Without the pictures, reproduce the records that follow exactly.

================================

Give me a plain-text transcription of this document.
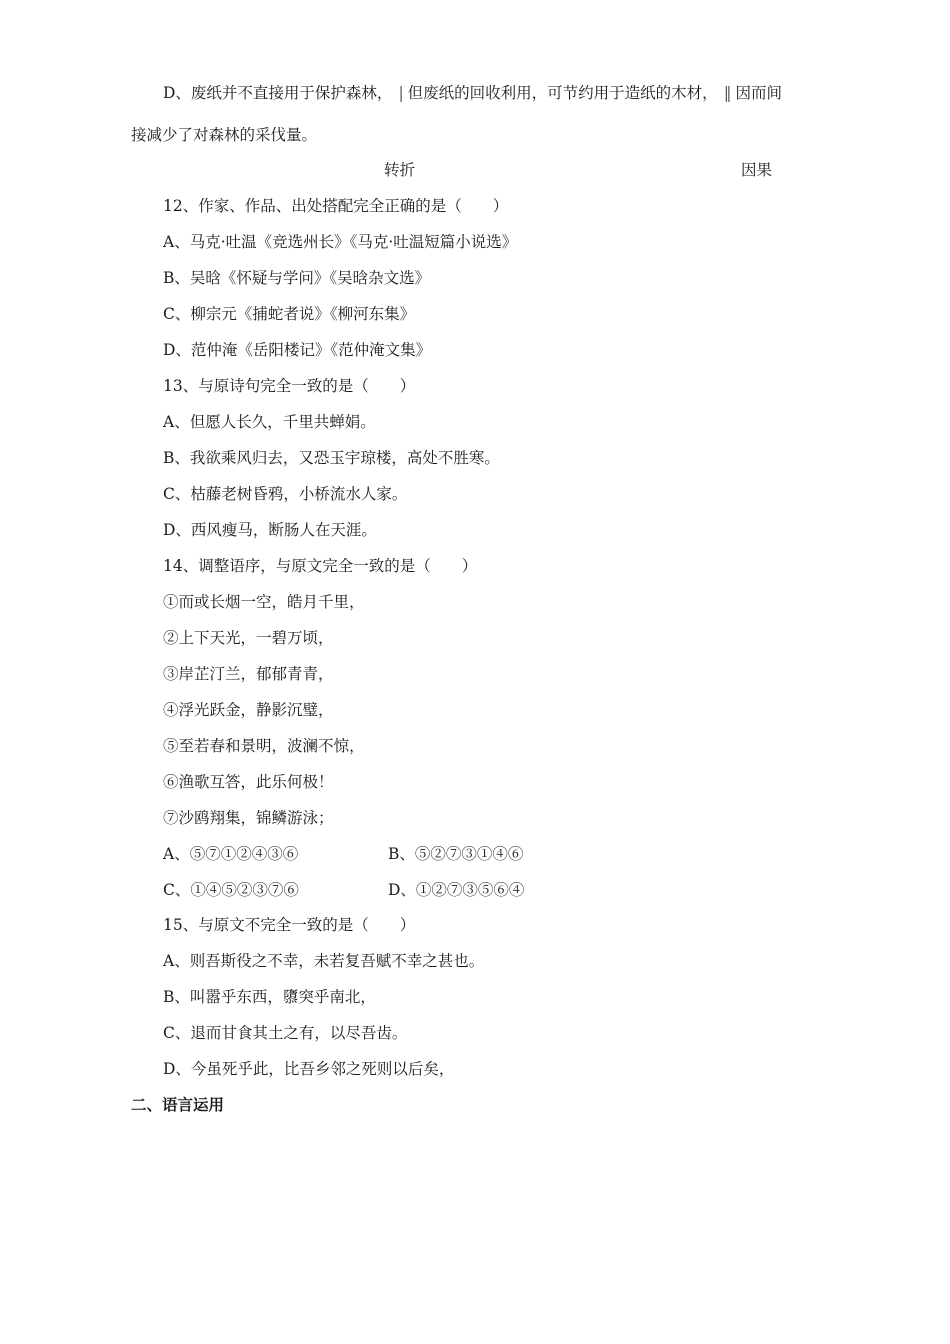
D、废纸并不直接用于保护森林， | 但废纸的回收利用，可节约用于造纸的木材， ‖ 因而间
接减少了对森林的采伐量。
转折	因果
12、作家、作品、出处搭配完全正确的是（　　）
A、马克·吐温《竞选州长》《马克·吐温短篇小说选》
B、吴晗《怀疑与学问》《吴晗杂文选》
C、柳宗元《捕蛇者说》《柳河东集》
D、范仲淹《岳阳楼记》《范仲淹文集》
13、与原诗句完全一致的是（　　）
A、但愿人长久，千里共蝉娟。
B、我欲乘风归去，又恐玉宇琼楼，高处不胜寒。
C、枯藤老树昏鸦，小桥流水人家。
D、西风瘦马，断肠人在天涯。
14、调整语序，与原文完全一致的是（　　）
①而或长烟一空，皓月千里，
②上下天光，一碧万顷，
③岸芷汀兰，郁郁青青，
④浮光跃金，静影沉璧，
⑤至若春和景明，波澜不惊，
⑥渔歌互答，此乐何极！
⑦沙鸥翔集，锦鳞游泳；
A、⑤⑦①②④③⑥	B、⑤②⑦③①④⑥
C、①④⑤②③⑦⑥	D、①②⑦③⑤⑥④
15、与原文不完全一致的是（　　）
A、则吾斯役之不幸，未若复吾赋不幸之甚也。
B、叫嚣乎东西，隳突乎南北，
C、退而甘食其土之有，以尽吾齿。
D、今虽死乎此，比吾乡邻之死则以后矣，
二、语言运用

================================

== Task response ==
Give me a plain-text transcription of this document.
D、废纸并不直接用于保护森林， | 但废纸的回收利用，可节约用于造纸的木材， ‖ 因而间
接减少了对森林的采伐量。
转折	因果
12、作家、作品、出处搭配完全正确的是（　　）
A、马克·吐温《竞选州长》《马克·吐温短篇小说选》
B、吴晗《怀疑与学问》《吴晗杂文选》
C、柳宗元《捕蛇者说》《柳河东集》
D、范仲淹《岳阳楼记》《范仲淹文集》
13、与原诗句完全一致的是（　　）
A、但愿人长久，千里共蝉娟。
B、我欲乘风归去，又恐玉宇琼楼，高处不胜寒。
C、枯藤老树昏鸦，小桥流水人家。
D、西风瘦马，断肠人在天涯。
14、调整语序，与原文完全一致的是（　　）
①而或长烟一空，皓月千里，
②上下天光，一碧万顷，
③岸芷汀兰，郁郁青青，
④浮光跃金，静影沉璧，
⑤至若春和景明，波澜不惊，
⑥渔歌互答，此乐何极！
⑦沙鸥翔集，锦鳞游泳；
A、⑤⑦①②④③⑥	B、⑤②⑦③①④⑥
C、①④⑤②③⑦⑥	D、①②⑦③⑤⑥④
15、与原文不完全一致的是（　　）
A、则吾斯役之不幸，未若复吾赋不幸之甚也。
B、叫嚣乎东西，隳突乎南北，
C、退而甘食其土之有，以尽吾齿。
D、今虽死乎此，比吾乡邻之死则以后矣，
二、语言运用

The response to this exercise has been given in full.